> GOAL:
Go through the records and show each line where the word "Ahorro" occurs.

# start of EXCERPTED DATA

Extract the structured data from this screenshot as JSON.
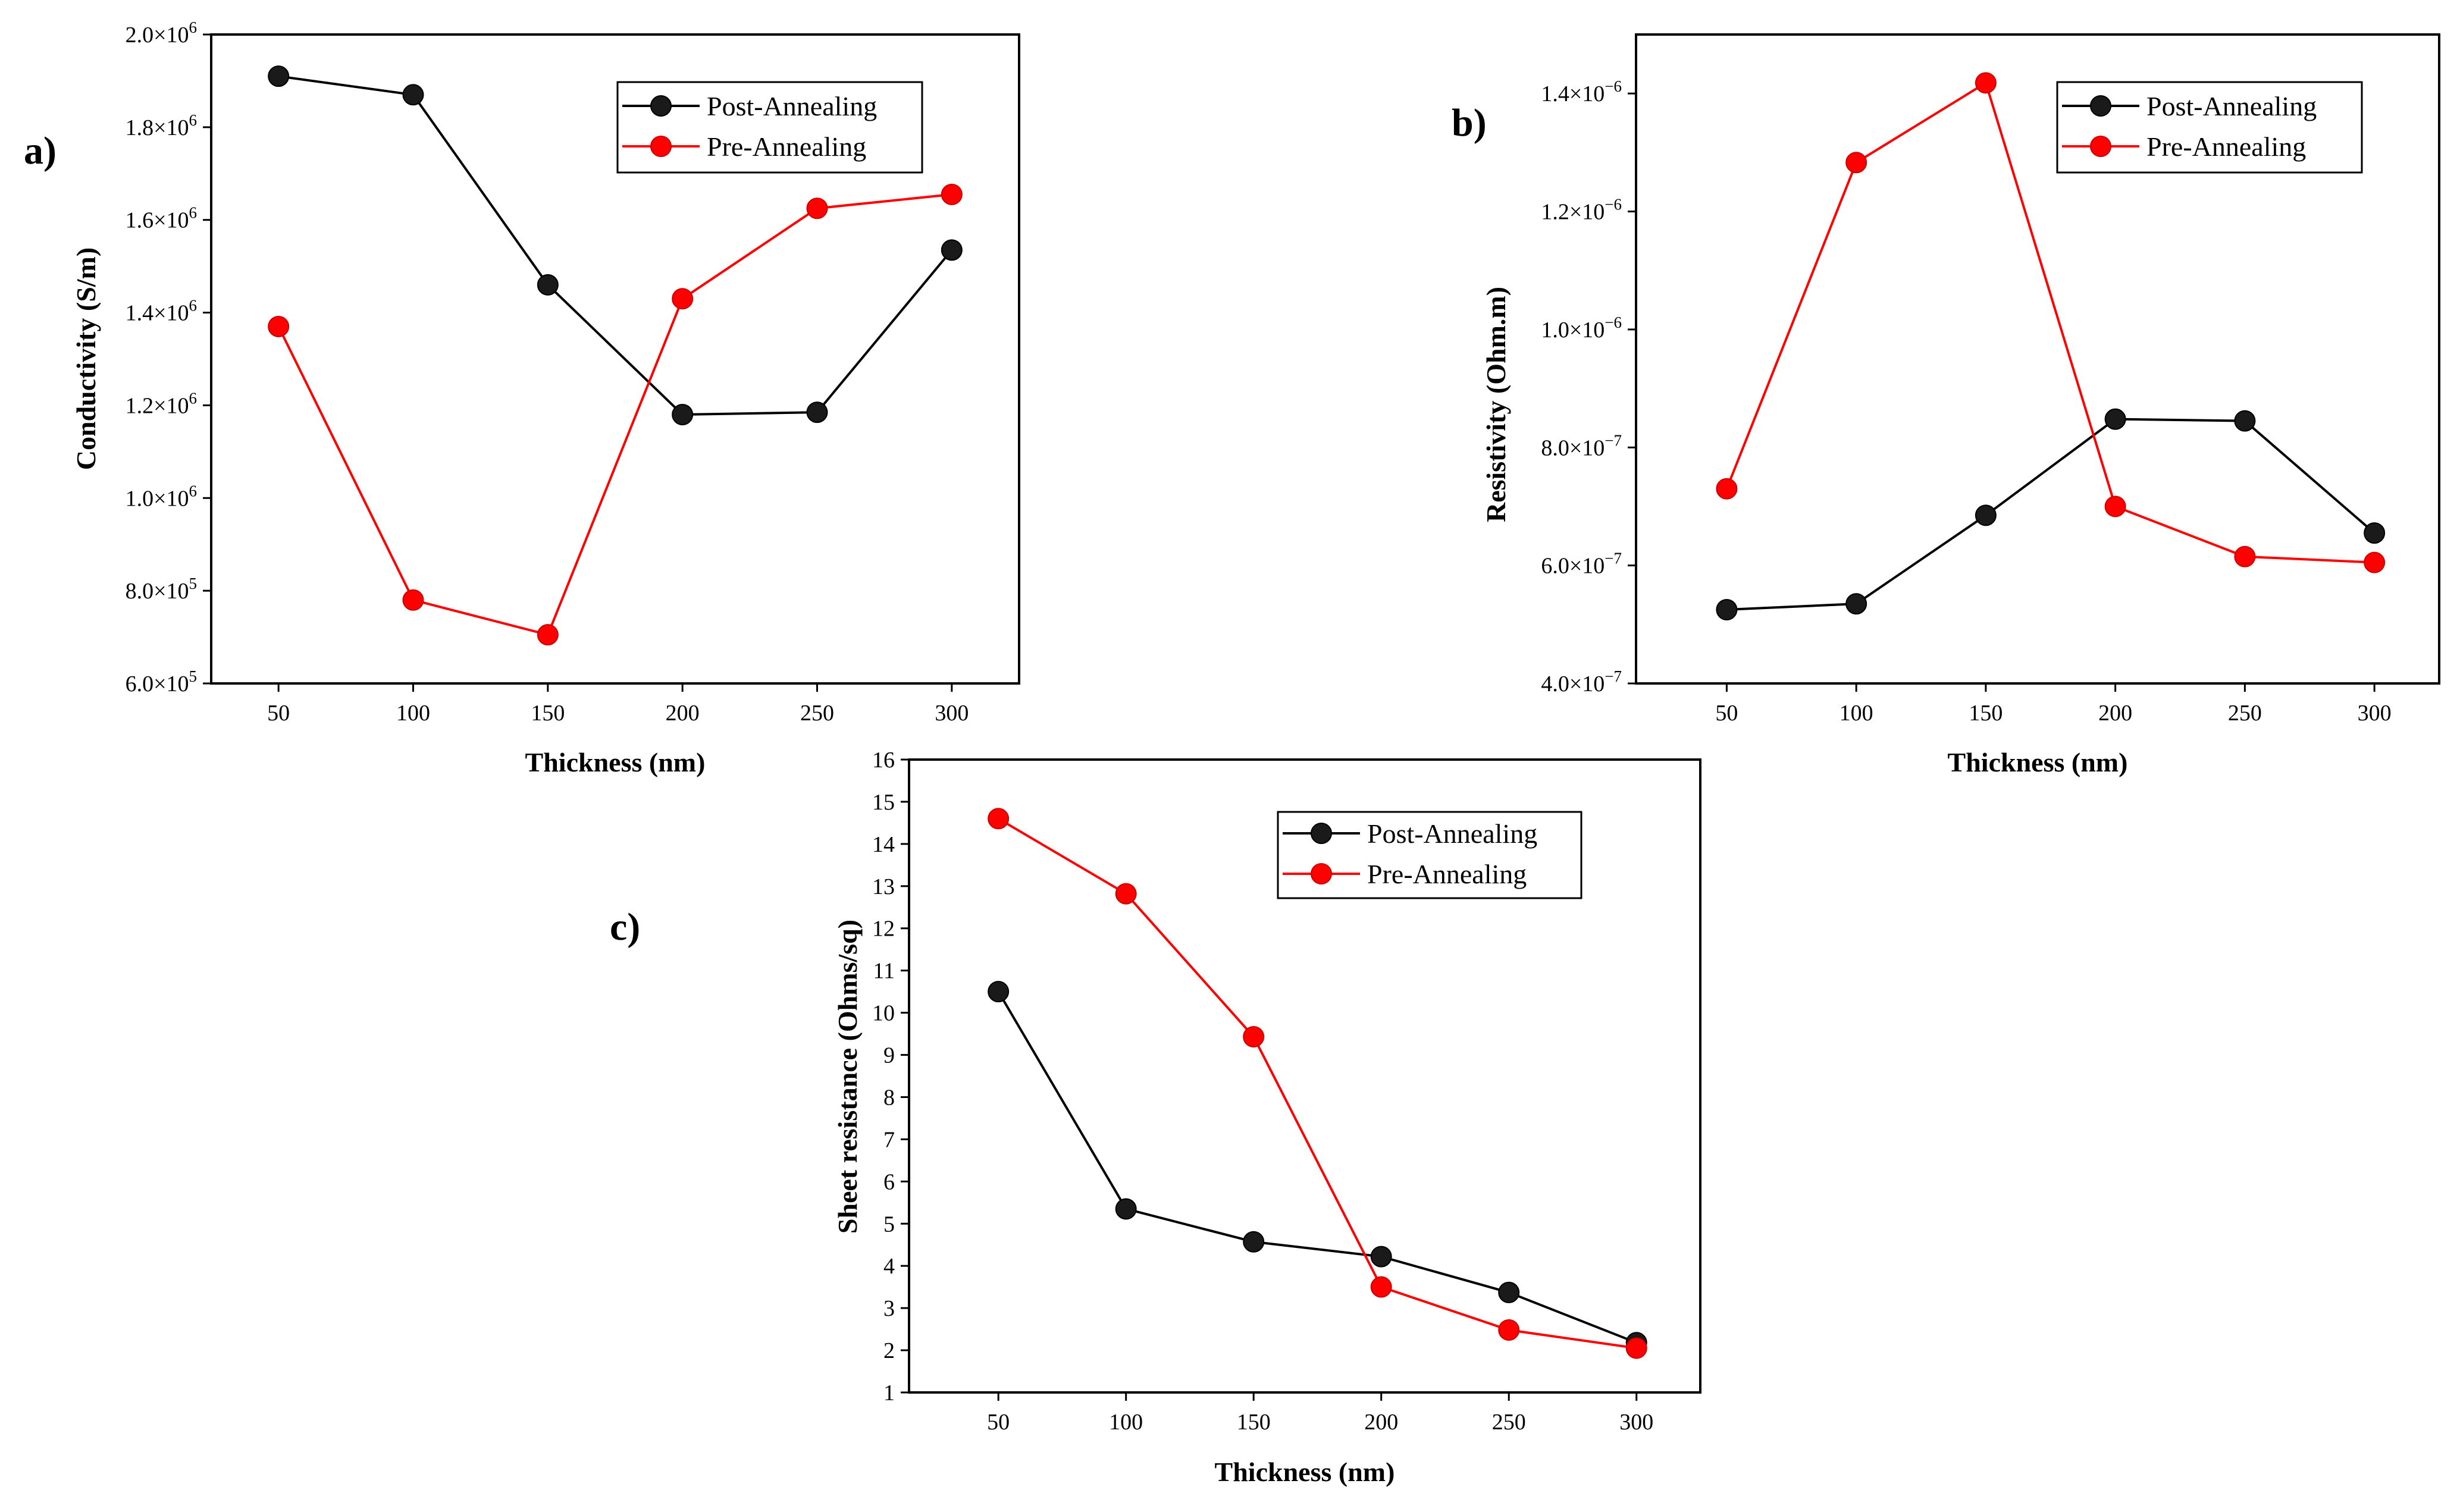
{
  "chart_data": [
    {
      "id": "a",
      "type": "line",
      "panel_label": "a)",
      "xlabel": "Thickness (nm)",
      "ylabel": "Conductivity (S/m)",
      "x": [
        50,
        100,
        150,
        200,
        250,
        300
      ],
      "xlim": [
        25,
        325
      ],
      "ylim": [
        600000,
        2000000
      ],
      "xticks": [
        50,
        100,
        150,
        200,
        250,
        300
      ],
      "yticks": [
        {
          "value": 600000,
          "mantissa": "6.0×10",
          "exp": "5"
        },
        {
          "value": 800000,
          "mantissa": "8.0×10",
          "exp": "5"
        },
        {
          "value": 1000000,
          "mantissa": "1.0×10",
          "exp": "6"
        },
        {
          "value": 1200000,
          "mantissa": "1.2×10",
          "exp": "6"
        },
        {
          "value": 1400000,
          "mantissa": "1.4×10",
          "exp": "6"
        },
        {
          "value": 1600000,
          "mantissa": "1.6×10",
          "exp": "6"
        },
        {
          "value": 1800000,
          "mantissa": "1.8×10",
          "exp": "6"
        },
        {
          "value": 2000000,
          "mantissa": "2.0×10",
          "exp": "6"
        }
      ],
      "legend_position": "top-right",
      "series": [
        {
          "name": "Post-Annealing",
          "color": "#000000",
          "values": [
            1910000,
            1870000,
            1460000,
            1180000,
            1185000,
            1535000
          ]
        },
        {
          "name": "Pre-Annealing",
          "color": "#ff0000",
          "values": [
            1370000,
            780000,
            705000,
            1430000,
            1625000,
            1655000
          ]
        }
      ]
    },
    {
      "id": "b",
      "type": "line",
      "panel_label": "b)",
      "xlabel": "Thickness (nm)",
      "ylabel": "Resistivity (Ohm.m)",
      "x": [
        50,
        100,
        150,
        200,
        250,
        300
      ],
      "xlim": [
        15,
        325
      ],
      "ylim": [
        4e-07,
        1.5e-06
      ],
      "xticks": [
        50,
        100,
        150,
        200,
        250,
        300
      ],
      "yticks": [
        {
          "value": 4e-07,
          "mantissa": "4.0×10",
          "exp": "−7"
        },
        {
          "value": 6e-07,
          "mantissa": "6.0×10",
          "exp": "−7"
        },
        {
          "value": 8e-07,
          "mantissa": "8.0×10",
          "exp": "−7"
        },
        {
          "value": 1e-06,
          "mantissa": "1.0×10",
          "exp": "−6"
        },
        {
          "value": 1.2e-06,
          "mantissa": "1.2×10",
          "exp": "−6"
        },
        {
          "value": 1.4e-06,
          "mantissa": "1.4×10",
          "exp": "−6"
        }
      ],
      "legend_position": "top-right",
      "series": [
        {
          "name": "Post-Annealing",
          "color": "#000000",
          "values": [
            5.25e-07,
            5.35e-07,
            6.85e-07,
            8.48e-07,
            8.45e-07,
            6.55e-07
          ]
        },
        {
          "name": "Pre-Annealing",
          "color": "#ff0000",
          "values": [
            7.3e-07,
            1.283e-06,
            1.418e-06,
            7e-07,
            6.15e-07,
            6.05e-07
          ]
        }
      ]
    },
    {
      "id": "c",
      "type": "line",
      "panel_label": "c)",
      "xlabel": "Thickness (nm)",
      "ylabel": "Sheet resistance (Ohms/sq)",
      "x": [
        50,
        100,
        150,
        200,
        250,
        300
      ],
      "xlim": [
        15,
        325
      ],
      "ylim": [
        1,
        16
      ],
      "xticks": [
        50,
        100,
        150,
        200,
        250,
        300
      ],
      "yticks": [
        {
          "value": 1,
          "mantissa": "1"
        },
        {
          "value": 2,
          "mantissa": "2"
        },
        {
          "value": 3,
          "mantissa": "3"
        },
        {
          "value": 4,
          "mantissa": "4"
        },
        {
          "value": 5,
          "mantissa": "5"
        },
        {
          "value": 6,
          "mantissa": "6"
        },
        {
          "value": 7,
          "mantissa": "7"
        },
        {
          "value": 8,
          "mantissa": "8"
        },
        {
          "value": 9,
          "mantissa": "9"
        },
        {
          "value": 10,
          "mantissa": "10"
        },
        {
          "value": 11,
          "mantissa": "11"
        },
        {
          "value": 12,
          "mantissa": "12"
        },
        {
          "value": 13,
          "mantissa": "13"
        },
        {
          "value": 14,
          "mantissa": "14"
        },
        {
          "value": 15,
          "mantissa": "15"
        },
        {
          "value": 16,
          "mantissa": "16"
        }
      ],
      "legend_position": "top-right",
      "series": [
        {
          "name": "Post-Annealing",
          "color": "#000000",
          "values": [
            10.5,
            5.35,
            4.57,
            4.22,
            3.37,
            2.18
          ]
        },
        {
          "name": "Pre-Annealing",
          "color": "#ff0000",
          "values": [
            14.6,
            12.82,
            9.43,
            3.5,
            2.48,
            2.05
          ]
        }
      ]
    }
  ]
}
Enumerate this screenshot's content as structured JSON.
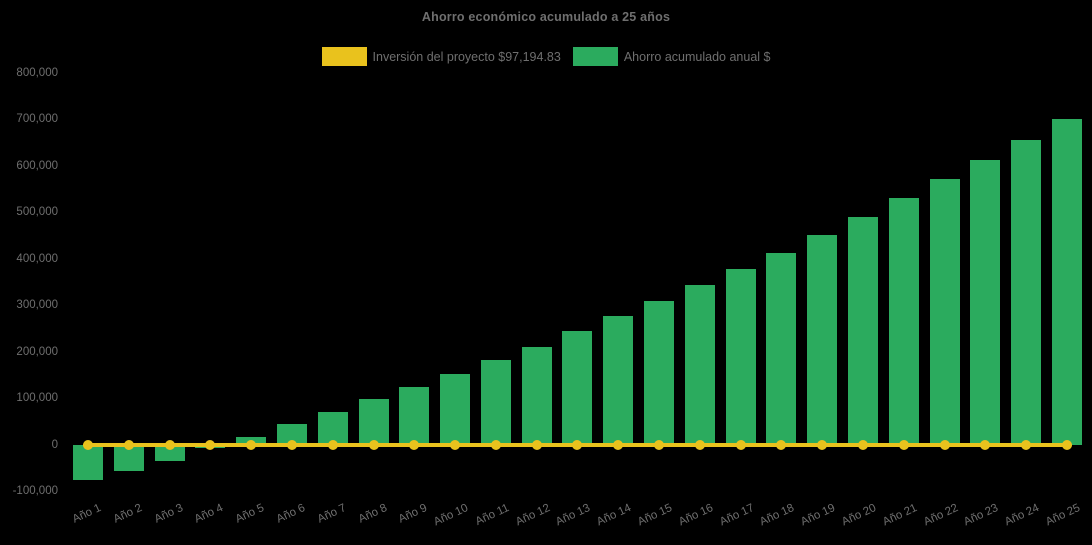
{
  "title": "Ahorro económico acumulado a 25 años",
  "colors": {
    "background": "#000000",
    "bar_green": "#2bab5e",
    "line_yellow": "#e9c21d",
    "text_gray": "#6f6f6f"
  },
  "chart_data": {
    "type": "bar",
    "title": "Ahorro económico acumulado a 25 años",
    "xlabel": "",
    "ylabel": "",
    "ylim": [
      -100000,
      800000
    ],
    "ytick_step": 100000,
    "grid": false,
    "legend_position": "top",
    "categories": [
      "Año 1",
      "Año 2",
      "Año 3",
      "Año 4",
      "Año 5",
      "Año 6",
      "Año 7",
      "Año 8",
      "Año 9",
      "Año 10",
      "Año 11",
      "Año 12",
      "Año 13",
      "Año 14",
      "Año 15",
      "Año 16",
      "Año 17",
      "Año 18",
      "Año 19",
      "Año 20",
      "Año 21",
      "Año 22",
      "Año 23",
      "Año 24",
      "Año 25"
    ],
    "yticks": [
      {
        "value": 800000,
        "label": "800,000"
      },
      {
        "value": 700000,
        "label": "700,000"
      },
      {
        "value": 600000,
        "label": "600,000"
      },
      {
        "value": 500000,
        "label": "500,000"
      },
      {
        "value": 400000,
        "label": "400,000"
      },
      {
        "value": 300000,
        "label": "300,000"
      },
      {
        "value": 200000,
        "label": "200,000"
      },
      {
        "value": 100000,
        "label": "100,000"
      },
      {
        "value": 0,
        "label": "0"
      },
      {
        "value": -100000,
        "label": "-100,000"
      }
    ],
    "series": [
      {
        "name": "Inversión del proyecto $97,194.83",
        "type": "line",
        "color": "#e9c21d",
        "marker": "circle",
        "values": [
          0,
          0,
          0,
          0,
          0,
          0,
          0,
          0,
          0,
          0,
          0,
          0,
          0,
          0,
          0,
          0,
          0,
          0,
          0,
          0,
          0,
          0,
          0,
          0,
          0
        ]
      },
      {
        "name": "Ahorro acumulado anual $",
        "type": "bar",
        "color": "#2bab5e",
        "values": [
          -77000,
          -56000,
          -35000,
          -8000,
          17000,
          45000,
          71000,
          97000,
          124000,
          152000,
          182000,
          211000,
          244000,
          277000,
          310000,
          344000,
          378000,
          413000,
          451000,
          490000,
          531000,
          572000,
          613000,
          656000,
          700000
        ]
      }
    ]
  }
}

# end of EXCERPTED DATA

> PROBLEM SOLUTION:
  "title": "Ahorro económico acumulado a 25 años",
    "title": "Ahorro económico acumulado a 25 años",
        "name": "Ahorro acumulado anual $",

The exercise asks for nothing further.